▸ What you need to do
Reproduce the lines of the material exactly, excluding every image.

## begin Entries supplied

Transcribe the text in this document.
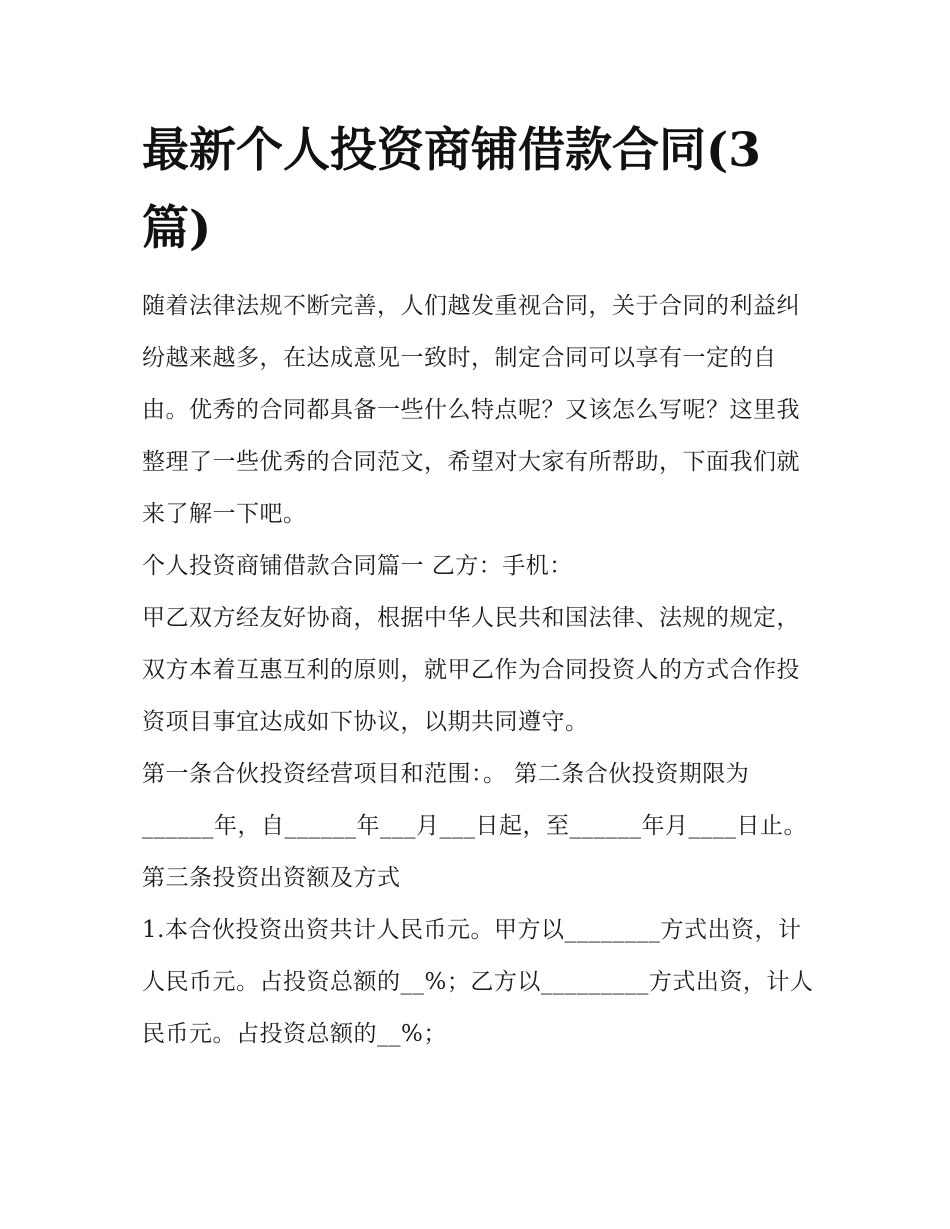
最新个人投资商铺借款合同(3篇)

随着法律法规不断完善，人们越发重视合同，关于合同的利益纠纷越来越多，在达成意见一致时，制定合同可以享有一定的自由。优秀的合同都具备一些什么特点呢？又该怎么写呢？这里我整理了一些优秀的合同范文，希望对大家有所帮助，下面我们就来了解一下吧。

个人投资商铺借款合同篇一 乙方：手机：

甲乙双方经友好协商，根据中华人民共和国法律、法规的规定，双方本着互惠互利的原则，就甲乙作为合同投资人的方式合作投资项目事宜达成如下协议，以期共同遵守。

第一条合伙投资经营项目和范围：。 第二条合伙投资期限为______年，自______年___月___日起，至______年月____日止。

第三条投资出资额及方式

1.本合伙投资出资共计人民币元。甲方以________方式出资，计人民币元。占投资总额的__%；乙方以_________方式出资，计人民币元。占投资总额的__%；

## end Entries supplied

▸ Final result
Transcribe the text in this document.
最新个人投资商铺借款合同(3篇)

随着法律法规不断完善，人们越发重视合同，关于合同的利益纠纷越来越多，在达成意见一致时，制定合同可以享有一定的自由。优秀的合同都具备一些什么特点呢？又该怎么写呢？这里我整理了一些优秀的合同范文，希望对大家有所帮助，下面我们就来了解一下吧。

个人投资商铺借款合同篇一 乙方：手机：

甲乙双方经友好协商，根据中华人民共和国法律、法规的规定，双方本着互惠互利的原则，就甲乙作为合同投资人的方式合作投资项目事宜达成如下协议，以期共同遵守。

第一条合伙投资经营项目和范围：。 第二条合伙投资期限为______年，自______年___月___日起，至______年月____日止。

第三条投资出资额及方式

1.本合伙投资出资共计人民币元。甲方以________方式出资，计人民币元。占投资总额的__%；乙方以_________方式出资，计人民币元。占投资总额的__%；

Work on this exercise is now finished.